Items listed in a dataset
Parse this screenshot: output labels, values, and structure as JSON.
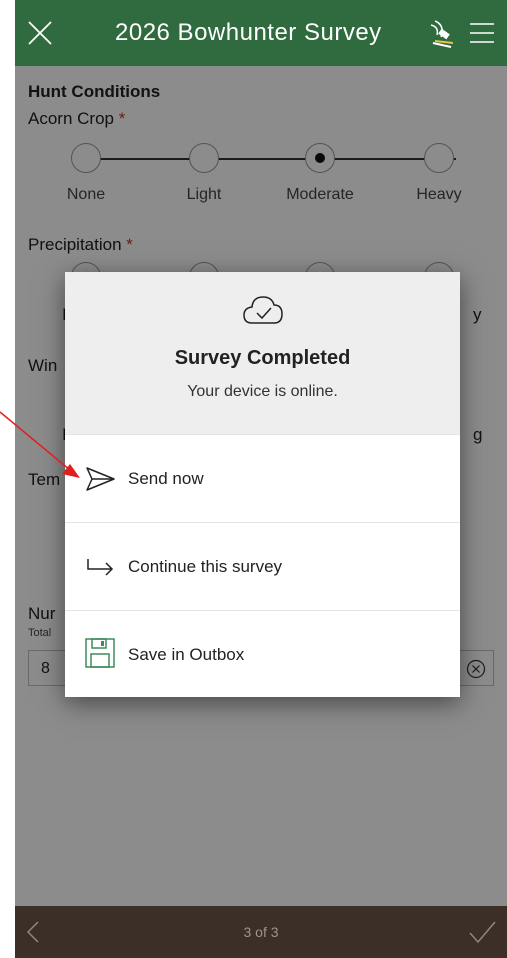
{
  "header": {
    "title": "2026 Bowhunter Survey",
    "close_icon": "close-icon",
    "gps_icon": "gps-satellite-icon",
    "menu_icon": "hamburger-menu-icon",
    "bg_color": "#2f6b3e"
  },
  "form": {
    "section_title": "Hunt Conditions",
    "acorn": {
      "label": "Acorn Crop",
      "required_mark": "*",
      "options": [
        "None",
        "Light",
        "Moderate",
        "Heavy"
      ],
      "selected": "Moderate"
    },
    "precipitation": {
      "label": "Precipitation",
      "required_mark": "*"
    },
    "partial": {
      "wind_label": "Win",
      "temp_label": "Tem",
      "number_label": "Nur",
      "total_hint": "Total",
      "number_value": "8",
      "left_fragment_1": "I",
      "left_fragment_2": "I",
      "right_fragment_1": "y",
      "right_fragment_2": "g"
    }
  },
  "dialog": {
    "cloud_icon": "cloud-check-icon",
    "title": "Survey Completed",
    "subtitle": "Your device is online.",
    "actions": [
      {
        "label": "Send now",
        "icon": "send-icon"
      },
      {
        "label": "Continue this survey",
        "icon": "arrow-return-icon"
      },
      {
        "label": "Save in Outbox",
        "icon": "save-floppy-icon"
      }
    ]
  },
  "footer": {
    "page_indicator": "3 of 3",
    "back_icon": "chevron-left-icon",
    "submit_icon": "checkmark-icon",
    "bg_color": "#3b2f28"
  },
  "annotation": {
    "arrow_color": "#e02020"
  }
}
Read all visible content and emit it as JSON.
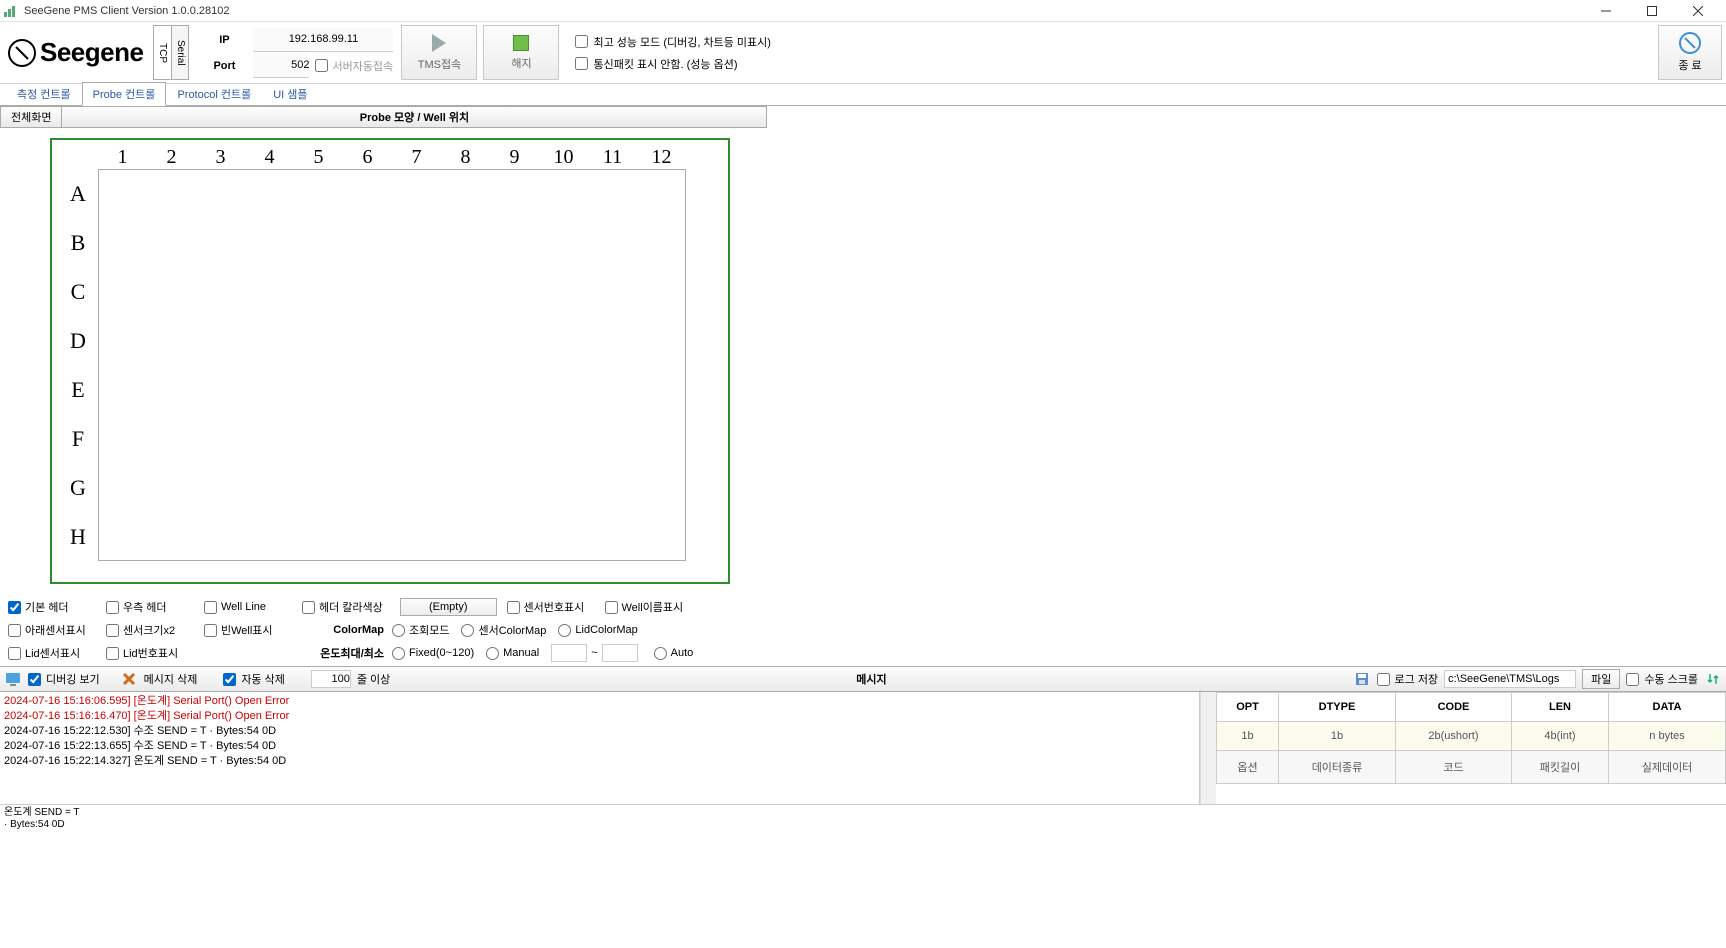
{
  "window": {
    "title": "SeeGene PMS Client Version 1.0.0.28102"
  },
  "logo": {
    "text": "Seegene"
  },
  "vtabs": {
    "tcp": "TCP",
    "serial": "Serial"
  },
  "conn": {
    "ip_label": "IP",
    "ip_value": "192.168.99.11",
    "port_label": "Port",
    "port_value": "502",
    "auto_server": "서버자동접속"
  },
  "buttons": {
    "tms_connect": "TMS접속",
    "disconnect": "해지",
    "exit": "종 료",
    "fullscreen": "전체화면",
    "empty": "(Empty)",
    "file": "파일",
    "msg_delete": "메시지 삭제"
  },
  "top_checks": {
    "perf": "최고 성능 모드 (디버깅, 차트등 미표시)",
    "packet": "통신패킷 표시 안함. (성능 옵션)"
  },
  "menutabs": {
    "t1": "측정 컨트롤",
    "t2": "Probe 컨트롤",
    "t3": "Protocol 컨트롤",
    "t4": "UI 샘플"
  },
  "subheader": "Probe 모양 / Well 위치",
  "plate": {
    "cols": [
      "1",
      "2",
      "3",
      "4",
      "5",
      "6",
      "7",
      "8",
      "9",
      "10",
      "11",
      "12"
    ],
    "rows": [
      "A",
      "B",
      "C",
      "D",
      "E",
      "F",
      "G",
      "H"
    ]
  },
  "opts": {
    "row1": {
      "basic_header": "기본 헤더",
      "right_header": "우측 헤더",
      "well_line": "Well Line",
      "header_color": "헤더 칼라색상",
      "sensor_no": "센서번호표시",
      "well_name": "Well이름표시"
    },
    "row2": {
      "below_sensor": "아래센서표시",
      "sensor_x2": "센서크기x2",
      "empty_well": "빈Well표시",
      "colormap_label": "ColorMap",
      "view_mode": "조회모드",
      "sensor_cm": "센서ColorMap",
      "lid_cm": "LidColorMap"
    },
    "row3": {
      "lid_sensor": "Lid센서표시",
      "lid_no": "Lid번호표시",
      "temp_label": "온도최대/최소",
      "fixed": "Fixed(0~120)",
      "manual": "Manual",
      "tilde": "~",
      "auto": "Auto"
    }
  },
  "msgbar": {
    "debug_view": "디버깅 보기",
    "auto_delete": "자동 삭제",
    "line_count": "100",
    "line_suffix": "줄 이상",
    "title": "메시지",
    "save_log": "로그 저장",
    "log_path": "c:\\SeeGene\\TMS\\Logs",
    "manual_scroll": "수동 스크롤"
  },
  "log": [
    {
      "cls": "err",
      "text": "2024-07-16 15:16:06.595] [온도계] Serial Port() Open Error"
    },
    {
      "cls": "err",
      "text": "2024-07-16 15:16:16.470] [온도계] Serial Port() Open Error"
    },
    {
      "cls": "",
      "text": "2024-07-16 15:22:12.530] 수조 SEND = T · Bytes:54 0D"
    },
    {
      "cls": "",
      "text": "2024-07-16 15:22:13.655] 수조 SEND = T · Bytes:54 0D"
    },
    {
      "cls": "",
      "text": "2024-07-16 15:22:14.327] 온도계 SEND = T · Bytes:54 0D"
    }
  ],
  "table": {
    "headers": [
      "OPT",
      "DTYPE",
      "CODE",
      "LEN",
      "DATA"
    ],
    "row2": [
      "1b",
      "1b",
      "2b(ushort)",
      "4b(int)",
      "n bytes"
    ],
    "row3": [
      "옵션",
      "데이터종류",
      "코드",
      "패킷길이",
      "실제데이터"
    ]
  },
  "status": {
    "l1": "온도계 SEND = T",
    "l2": "· Bytes:54 0D"
  }
}
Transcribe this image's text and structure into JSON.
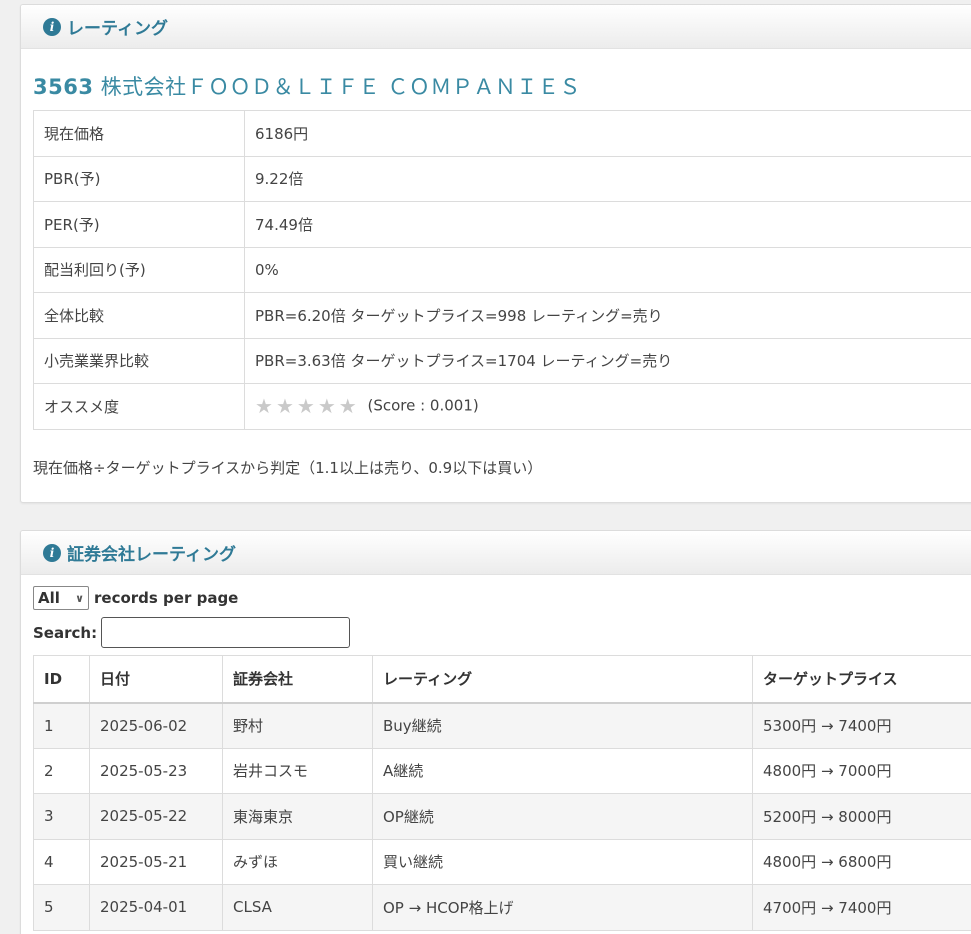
{
  "rating_panel": {
    "title": "レーティング",
    "company_code": "3563",
    "company_name": "株式会社ＦＯＯＤ＆ＬＩＦＥ ＣＯＭＰＡＮＩＥＳ",
    "rows": [
      {
        "label": "現在価格",
        "value": "6186円"
      },
      {
        "label": "PBR(予)",
        "value": "9.22倍"
      },
      {
        "label": "PER(予)",
        "value": "74.49倍"
      },
      {
        "label": "配当利回り(予)",
        "value": "0%"
      },
      {
        "label": "全体比較",
        "value": "PBR=6.20倍  ターゲットプライス=998  レーティング=売り"
      },
      {
        "label": "小売業業界比較",
        "value": "PBR=3.63倍  ターゲットプライス=1704  レーティング=売り"
      }
    ],
    "recommend": {
      "label": "オススメ度",
      "stars_filled": 0,
      "stars_total": 5,
      "score_text": "(Score : 0.001)"
    },
    "note": "現在価格÷ターゲットプライスから判定（1.1以上は売り、0.9以下は買い）"
  },
  "broker_panel": {
    "title": "証券会社レーティング",
    "length_value": "All",
    "length_label": "records per page",
    "search_label": "Search:",
    "search_value": "",
    "columns": [
      "ID",
      "日付",
      "証券会社",
      "レーティング",
      "ターゲットプライス"
    ],
    "rows": [
      [
        "1",
        "2025-06-02",
        "野村",
        "Buy継続",
        "5300円 → 7400円"
      ],
      [
        "2",
        "2025-05-23",
        "岩井コスモ",
        "A継続",
        "4800円 → 7000円"
      ],
      [
        "3",
        "2025-05-22",
        "東海東京",
        "OP継続",
        "5200円 → 8000円"
      ],
      [
        "4",
        "2025-05-21",
        "みずほ",
        "買い継続",
        "4800円 → 6800円"
      ],
      [
        "5",
        "2025-04-01",
        "CLSA",
        "OP → HCOP格上げ",
        "4700円 → 7400円"
      ]
    ]
  },
  "colors": {
    "accent": "#2f7a96",
    "company": "#3a8aa3",
    "star_empty": "#c9c9c9"
  }
}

• **EXERCISE AIM**: Exclude every picture and copy the remaining data exactly.

• **OUTPUT**:
Parse this screenshot: output labels, values, and structure as JSON.
{
  "header": {
    "title": "2026 Bowhunter Survey",
    "close_icon": "close-icon",
    "gps_icon": "gps-satellite-icon",
    "menu_icon": "hamburger-menu-icon",
    "bg_color": "#2f6b3e"
  },
  "form": {
    "section_title": "Hunt Conditions",
    "acorn": {
      "label": "Acorn Crop",
      "required_mark": "*",
      "options": [
        "None",
        "Light",
        "Moderate",
        "Heavy"
      ],
      "selected": "Moderate"
    },
    "precipitation": {
      "label": "Precipitation",
      "required_mark": "*"
    },
    "partial": {
      "wind_label": "Win",
      "temp_label": "Tem",
      "number_label": "Nur",
      "total_hint": "Total",
      "number_value": "8",
      "left_fragment_1": "I",
      "left_fragment_2": "I",
      "right_fragment_1": "y",
      "right_fragment_2": "g"
    }
  },
  "dialog": {
    "cloud_icon": "cloud-check-icon",
    "title": "Survey Completed",
    "subtitle": "Your device is online.",
    "actions": [
      {
        "label": "Send now",
        "icon": "send-icon"
      },
      {
        "label": "Continue this survey",
        "icon": "arrow-return-icon"
      },
      {
        "label": "Save in Outbox",
        "icon": "save-floppy-icon"
      }
    ]
  },
  "footer": {
    "page_indicator": "3 of 3",
    "back_icon": "chevron-left-icon",
    "submit_icon": "checkmark-icon",
    "bg_color": "#3b2f28"
  },
  "annotation": {
    "arrow_color": "#e02020"
  }
}
Read all visible content and emit it as JSON.
{
  "window": {
    "title": "SeeGene PMS Client Version 1.0.0.28102"
  },
  "logo": {
    "text": "Seegene"
  },
  "vtabs": {
    "tcp": "TCP",
    "serial": "Serial"
  },
  "conn": {
    "ip_label": "IP",
    "ip_value": "192.168.99.11",
    "port_label": "Port",
    "port_value": "502",
    "auto_server": "서버자동접속"
  },
  "buttons": {
    "tms_connect": "TMS접속",
    "disconnect": "해지",
    "exit": "종 료",
    "fullscreen": "전체화면",
    "empty": "(Empty)",
    "file": "파일",
    "msg_delete": "메시지 삭제"
  },
  "top_checks": {
    "perf": "최고 성능 모드 (디버깅, 차트등 미표시)",
    "packet": "통신패킷 표시 안함. (성능 옵션)"
  },
  "menutabs": {
    "t1": "측정 컨트롤",
    "t2": "Probe 컨트롤",
    "t3": "Protocol 컨트롤",
    "t4": "UI 샘플"
  },
  "subheader": "Probe 모양 / Well 위치",
  "plate": {
    "cols": [
      "1",
      "2",
      "3",
      "4",
      "5",
      "6",
      "7",
      "8",
      "9",
      "10",
      "11",
      "12"
    ],
    "rows": [
      "A",
      "B",
      "C",
      "D",
      "E",
      "F",
      "G",
      "H"
    ]
  },
  "opts": {
    "row1": {
      "basic_header": "기본 헤더",
      "right_header": "우측 헤더",
      "well_line": "Well Line",
      "header_color": "헤더 칼라색상",
      "sensor_no": "센서번호표시",
      "well_name": "Well이름표시"
    },
    "row2": {
      "below_sensor": "아래센서표시",
      "sensor_x2": "센서크기x2",
      "empty_well": "빈Well표시",
      "colormap_label": "ColorMap",
      "view_mode": "조회모드",
      "sensor_cm": "센서ColorMap",
      "lid_cm": "LidColorMap"
    },
    "row3": {
      "lid_sensor": "Lid센서표시",
      "lid_no": "Lid번호표시",
      "temp_label": "온도최대/최소",
      "fixed": "Fixed(0~120)",
      "manual": "Manual",
      "tilde": "~",
      "auto": "Auto"
    }
  },
  "msgbar": {
    "debug_view": "디버깅 보기",
    "auto_delete": "자동 삭제",
    "line_count": "100",
    "line_suffix": "줄 이상",
    "title": "메시지",
    "save_log": "로그 저장",
    "log_path": "c:\\SeeGene\\TMS\\Logs",
    "manual_scroll": "수동 스크롤"
  },
  "log": [
    {
      "cls": "err",
      "text": "2024-07-16 15:16:06.595] [온도계] Serial Port() Open Error"
    },
    {
      "cls": "err",
      "text": "2024-07-16 15:16:16.470] [온도계] Serial Port() Open Error"
    },
    {
      "cls": "",
      "text": "2024-07-16 15:22:12.530] 수조 SEND = T · Bytes:54 0D"
    },
    {
      "cls": "",
      "text": "2024-07-16 15:22:13.655] 수조 SEND = T · Bytes:54 0D"
    },
    {
      "cls": "",
      "text": "2024-07-16 15:22:14.327] 온도계 SEND = T · Bytes:54 0D"
    }
  ],
  "table": {
    "headers": [
      "OPT",
      "DTYPE",
      "CODE",
      "LEN",
      "DATA"
    ],
    "row2": [
      "1b",
      "1b",
      "2b(ushort)",
      "4b(int)",
      "n bytes"
    ],
    "row3": [
      "옵션",
      "데이터종류",
      "코드",
      "패킷길이",
      "실제데이터"
    ]
  },
  "status": {
    "l1": "온도계 SEND = T",
    "l2": "· Bytes:54 0D"
  }
}
Transcribe this image's text and structure into JSON.
{
  "rating_panel": {
    "title": "レーティング",
    "company_code": "3563",
    "company_name": "株式会社ＦＯＯＤ＆ＬＩＦＥ ＣＯＭＰＡＮＩＥＳ",
    "rows": [
      {
        "label": "現在価格",
        "value": "6186円"
      },
      {
        "label": "PBR(予)",
        "value": "9.22倍"
      },
      {
        "label": "PER(予)",
        "value": "74.49倍"
      },
      {
        "label": "配当利回り(予)",
        "value": "0%"
      },
      {
        "label": "全体比較",
        "value": "PBR=6.20倍  ターゲットプライス=998  レーティング=売り"
      },
      {
        "label": "小売業業界比較",
        "value": "PBR=3.63倍  ターゲットプライス=1704  レーティング=売り"
      }
    ],
    "recommend": {
      "label": "オススメ度",
      "stars_filled": 0,
      "stars_total": 5,
      "score_text": "(Score : 0.001)"
    },
    "note": "現在価格÷ターゲットプライスから判定（1.1以上は売り、0.9以下は買い）"
  },
  "broker_panel": {
    "title": "証券会社レーティング",
    "length_value": "All",
    "length_label": "records per page",
    "search_label": "Search:",
    "search_value": "",
    "columns": [
      "ID",
      "日付",
      "証券会社",
      "レーティング",
      "ターゲットプライス"
    ],
    "rows": [
      [
        "1",
        "2025-06-02",
        "野村",
        "Buy継続",
        "5300円 → 7400円"
      ],
      [
        "2",
        "2025-05-23",
        "岩井コスモ",
        "A継続",
        "4800円 → 7000円"
      ],
      [
        "3",
        "2025-05-22",
        "東海東京",
        "OP継続",
        "5200円 → 8000円"
      ],
      [
        "4",
        "2025-05-21",
        "みずほ",
        "買い継続",
        "4800円 → 6800円"
      ],
      [
        "5",
        "2025-04-01",
        "CLSA",
        "OP → HCOP格上げ",
        "4700円 → 7400円"
      ]
    ]
  },
  "colors": {
    "accent": "#2f7a96",
    "company": "#3a8aa3",
    "star_empty": "#c9c9c9"
  }
}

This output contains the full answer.